START DATASET RECORDS

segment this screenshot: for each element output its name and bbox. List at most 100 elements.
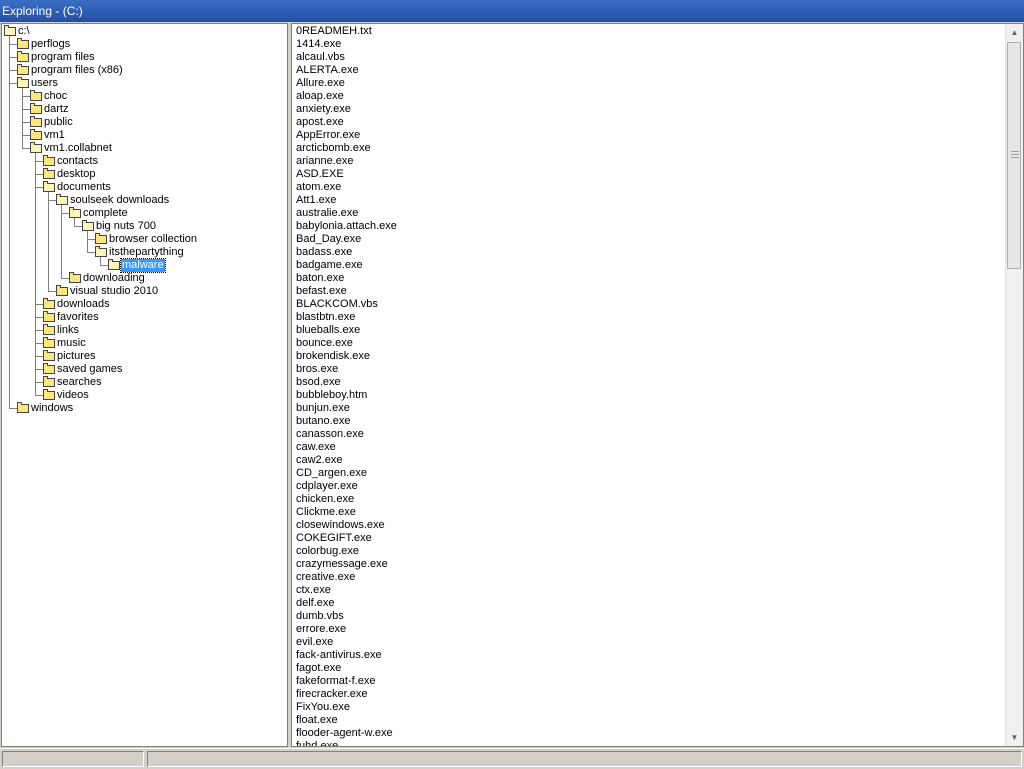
file-list-item[interactable]: delf.exe: [296, 597, 335, 610]
tree-item[interactable]: videos: [2, 389, 287, 402]
tree-item[interactable]: links: [2, 324, 287, 337]
file-list-item[interactable]: fack-antivirus.exe: [296, 649, 382, 662]
file-list-item[interactable]: befast.exe: [296, 285, 347, 298]
file-list-item[interactable]: bounce.exe: [296, 337, 353, 350]
tree-item[interactable]: pictures: [2, 350, 287, 363]
file-list-item[interactable]: bunjun.exe: [296, 402, 350, 415]
file-list-item[interactable]: badgame.exe: [296, 259, 363, 272]
file-list-item[interactable]: ctx.exe: [296, 584, 331, 597]
file-list-item[interactable]: Allure.exe: [296, 77, 345, 90]
scroll-down-arrow-icon[interactable]: ▼: [1006, 729, 1023, 746]
tree-item[interactable]: saved games: [2, 363, 287, 376]
tree-item[interactable]: vm1: [2, 129, 287, 142]
file-list-item[interactable]: blastbtn.exe: [296, 311, 355, 324]
file-list-item[interactable]: badass.exe: [296, 246, 352, 259]
tree-item[interactable]: malware: [2, 258, 287, 273]
file-list-item[interactable]: bros.exe: [296, 363, 338, 376]
tree-item-label: complete: [83, 207, 128, 219]
file-list-item[interactable]: FixYou.exe: [296, 701, 350, 714]
file-list-item[interactable]: brokendisk.exe: [296, 350, 370, 363]
file-list-item[interactable]: apost.exe: [296, 116, 344, 129]
folder-tree-pane[interactable]: c:\ perflogs program files program files (x…: [1, 23, 288, 747]
tree-item[interactable]: downloading: [2, 272, 287, 285]
file-list-item[interactable]: errore.exe: [296, 623, 346, 636]
file-list-item[interactable]: chicken.exe: [296, 493, 354, 506]
file-list-item[interactable]: ALERTA.exe: [296, 64, 359, 77]
status-bar: [0, 748, 1024, 769]
file-list-item[interactable]: CD_argen.exe: [296, 467, 367, 480]
file-list-item[interactable]: fuhd.exe: [296, 740, 338, 746]
tree-item[interactable]: dartz: [2, 103, 287, 116]
file-list-item[interactable]: float.exe: [296, 714, 338, 727]
file-list-item[interactable]: creative.exe: [296, 571, 355, 584]
file-list-item[interactable]: crazymessage.exe: [296, 558, 388, 571]
scrollbar-thumb[interactable]: [1007, 42, 1021, 269]
file-list-item[interactable]: ASD.EXE: [296, 168, 344, 181]
file-list-item[interactable]: bubbleboy.htm: [296, 389, 367, 402]
file-list-item[interactable]: caw.exe: [296, 441, 336, 454]
file-list-item[interactable]: 0READMEH.txt: [296, 25, 372, 38]
open-folder-icon: [17, 77, 29, 88]
tree-item[interactable]: choc: [2, 90, 287, 103]
file-list-item[interactable]: Att1.exe: [296, 194, 336, 207]
open-folder-icon: [30, 142, 42, 153]
tree-item[interactable]: contacts: [2, 155, 287, 168]
file-list-item[interactable]: atom.exe: [296, 181, 341, 194]
tree-item-label: perflogs: [31, 38, 71, 50]
file-list-item[interactable]: australie.exe: [296, 207, 358, 220]
tree-item[interactable]: favorites: [2, 311, 287, 324]
tree-item[interactable]: public: [2, 116, 287, 129]
file-list-item[interactable]: evil.exe: [296, 636, 333, 649]
tree-item[interactable]: desktop: [2, 168, 287, 181]
tree-item-label: documents: [57, 181, 111, 193]
file-list-item[interactable]: baton.exe: [296, 272, 344, 285]
file-list-item[interactable]: arianne.exe: [296, 155, 354, 168]
tree-item[interactable]: perflogs: [2, 38, 287, 51]
file-list-item[interactable]: COKEGIFT.exe: [296, 532, 372, 545]
file-list-item[interactable]: blueballs.exe: [296, 324, 360, 337]
tree-item[interactable]: program files: [2, 51, 287, 64]
file-list-pane[interactable]: ▲ ▼ 0READMEH.txt 1414.exe alcaul.vbs ALERTA…: [291, 23, 1024, 747]
file-list-item[interactable]: canasson.exe: [296, 428, 364, 441]
file-list-item[interactable]: fakeformat-f.exe: [296, 675, 375, 688]
file-list-item[interactable]: colorbug.exe: [296, 545, 359, 558]
file-list-item[interactable]: alcaul.vbs: [296, 51, 345, 64]
file-list-item[interactable]: caw2.exe: [296, 454, 342, 467]
tree-item[interactable]: music: [2, 337, 287, 350]
tree-item[interactable]: soulseek downloads: [2, 194, 287, 207]
file-list-item[interactable]: fagot.exe: [296, 662, 341, 675]
file-list-item[interactable]: anxiety.exe: [296, 103, 351, 116]
file-list-item[interactable]: AppError.exe: [296, 129, 360, 142]
tree-item[interactable]: users: [2, 77, 287, 90]
file-list-item[interactable]: cdplayer.exe: [296, 480, 358, 493]
tree-item[interactable]: visual studio 2010: [2, 285, 287, 298]
file-list-item[interactable]: flooder-agent-w.exe: [296, 727, 393, 740]
file-list-item[interactable]: dumb.vbs: [296, 610, 344, 623]
file-list-item[interactable]: Bad_Day.exe: [296, 233, 361, 246]
file-list-item[interactable]: arcticbomb.exe: [296, 142, 371, 155]
tree-item[interactable]: c:\: [2, 25, 287, 38]
tree-item[interactable]: searches: [2, 376, 287, 389]
file-list-item[interactable]: 1414.exe: [296, 38, 341, 51]
tree-item[interactable]: complete: [2, 207, 287, 220]
tree-item[interactable]: vm1.collabnet: [2, 142, 287, 155]
vertical-scrollbar[interactable]: ▲ ▼: [1005, 24, 1023, 746]
file-list-item[interactable]: butano.exe: [296, 415, 350, 428]
tree-item[interactable]: browser collection: [2, 233, 287, 246]
file-list-item[interactable]: aloap.exe: [296, 90, 344, 103]
tree-item[interactable]: windows: [2, 402, 287, 415]
file-list-item[interactable]: closewindows.exe: [296, 519, 385, 532]
tree-item[interactable]: documents: [2, 181, 287, 194]
file-list-item[interactable]: firecracker.exe: [296, 688, 368, 701]
scroll-up-arrow-icon[interactable]: ▲: [1006, 24, 1023, 41]
file-list-item[interactable]: babylonia.attach.exe: [296, 220, 397, 233]
file-list-item[interactable]: BLACKCOM.vbs: [296, 298, 378, 311]
window-title-bar[interactable]: Exploring - (C:): [0, 0, 1024, 22]
tree-item[interactable]: program files (x86): [2, 64, 287, 77]
tree-item[interactable]: big nuts 700: [2, 220, 287, 233]
open-folder-icon: [4, 25, 16, 36]
tree-item[interactable]: itsthepartything: [2, 246, 287, 259]
tree-item[interactable]: downloads: [2, 298, 287, 311]
file-list-item[interactable]: Clickme.exe: [296, 506, 356, 519]
file-list-item[interactable]: bsod.exe: [296, 376, 341, 389]
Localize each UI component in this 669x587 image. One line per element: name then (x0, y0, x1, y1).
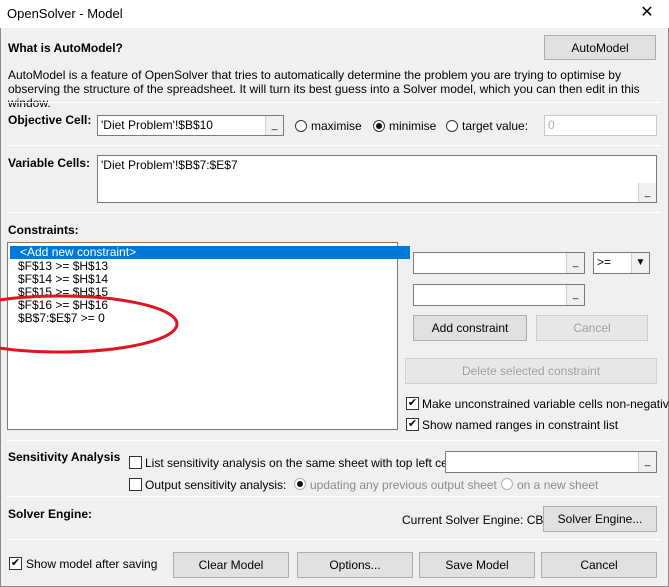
close-icon[interactable]: ✕ (636, 3, 658, 23)
show-model-label: Show model after saving (26, 557, 158, 571)
nonneg-checkbox[interactable]: ✔ (406, 397, 419, 410)
save-model-button[interactable]: Save Model (419, 552, 535, 578)
minimise-label: minimise (389, 119, 437, 133)
separator (6, 212, 661, 213)
delete-constraint-button[interactable]: Delete selected constraint (405, 358, 657, 384)
named-ranges-checkbox[interactable]: ✔ (406, 418, 419, 431)
constraint-lhs-input[interactable] (413, 252, 585, 274)
maximise-radio[interactable] (295, 120, 307, 132)
separator (6, 440, 661, 441)
automodel-description: AutoModel is a feature of OpenSolver tha… (8, 68, 640, 110)
constraint-rhs-input[interactable] (413, 284, 585, 306)
updating-sheet-label: updating any previous output sheet (310, 478, 497, 492)
target-value-radio[interactable] (446, 120, 458, 132)
operator-value: >= (597, 255, 612, 269)
sensitivity-cell-input[interactable] (445, 451, 657, 473)
separator (6, 496, 661, 497)
separator (6, 102, 661, 103)
objective-cell-input[interactable]: 'Diet Problem'!$B$10 (97, 115, 284, 136)
options-button[interactable]: Options... (297, 552, 413, 578)
cancel-constraint-button[interactable]: Cancel (536, 315, 648, 341)
output-sensitivity-checkbox[interactable] (129, 478, 142, 491)
new-sheet-radio[interactable] (501, 478, 513, 490)
solver-engine-button[interactable]: Solver Engine... (543, 506, 657, 532)
variable-ref-button[interactable]: _ (638, 183, 656, 202)
objective-label: Objective Cell: (8, 113, 92, 127)
show-model-checkbox[interactable]: ✔ (9, 557, 22, 570)
variable-cells-label: Variable Cells: (8, 156, 91, 170)
variable-cells-input[interactable]: 'Diet Problem'!$B$7:$E$7 (97, 155, 657, 203)
nonneg-label: Make unconstrained variable cells non-ne… (422, 397, 669, 411)
target-value-label: target value: (462, 119, 529, 133)
constraint-item[interactable]: <Add new constraint> (10, 246, 410, 259)
automodel-heading: What is AutoModel? (8, 41, 123, 55)
cancel-button[interactable]: Cancel (541, 552, 657, 578)
new-sheet-label: on a new sheet (517, 478, 599, 492)
lhs-ref-button[interactable]: _ (566, 253, 584, 273)
chevron-down-icon[interactable]: ▼ (631, 253, 649, 273)
current-engine-text: Current Solver Engine: CBC (402, 513, 553, 527)
output-sensitivity-label: Output sensitivity analysis: (145, 478, 287, 492)
rhs-ref-button[interactable]: _ (566, 285, 584, 305)
constraints-label: Constraints: (8, 223, 79, 237)
solver-engine-label: Solver Engine: (8, 507, 93, 521)
target-value-input[interactable]: 0 (544, 115, 657, 136)
target-value-text: 0 (548, 118, 555, 132)
updating-sheet-radio[interactable] (294, 478, 306, 490)
variable-cells-value: 'Diet Problem'!$B$7:$E$7 (101, 158, 238, 172)
named-ranges-label: Show named ranges in constraint list (422, 418, 619, 432)
automodel-button[interactable]: AutoModel (544, 35, 656, 60)
clear-model-button[interactable]: Clear Model (173, 552, 289, 578)
objective-cell-value: 'Diet Problem'!$B$10 (101, 118, 213, 132)
separator (6, 539, 661, 540)
sensitivity-label: Sensitivity Analysis (8, 450, 121, 464)
annotation-circle (0, 294, 179, 354)
minimise-radio[interactable] (373, 120, 385, 132)
separator (6, 145, 661, 146)
list-sensitivity-label: List sensitivity analysis on the same sh… (145, 456, 457, 470)
maximise-label: maximise (311, 119, 362, 133)
sensitivity-ref-button[interactable]: _ (638, 452, 656, 472)
add-constraint-button[interactable]: Add constraint (413, 315, 527, 341)
window-title: OpenSolver - Model (7, 6, 123, 21)
objective-ref-button[interactable]: _ (265, 116, 283, 135)
list-sensitivity-checkbox[interactable] (129, 456, 142, 469)
title-bar: OpenSolver - Model ✕ (0, 0, 669, 28)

END DATASET RECORDS

§ **YOUR OBJECTIVE**: Throughout the records above, find the lines in which the word "pane" appears and return them.

§ **RESPONSE BELOW**:
folder-tree-pane[interactable]: c:\ perflogs program files program files (x…: [1, 23, 288, 747]
file-list-pane[interactable]: ▲ ▼ 0READMEH.txt 1414.exe alcaul.vbs ALERTA…: [291, 23, 1024, 747]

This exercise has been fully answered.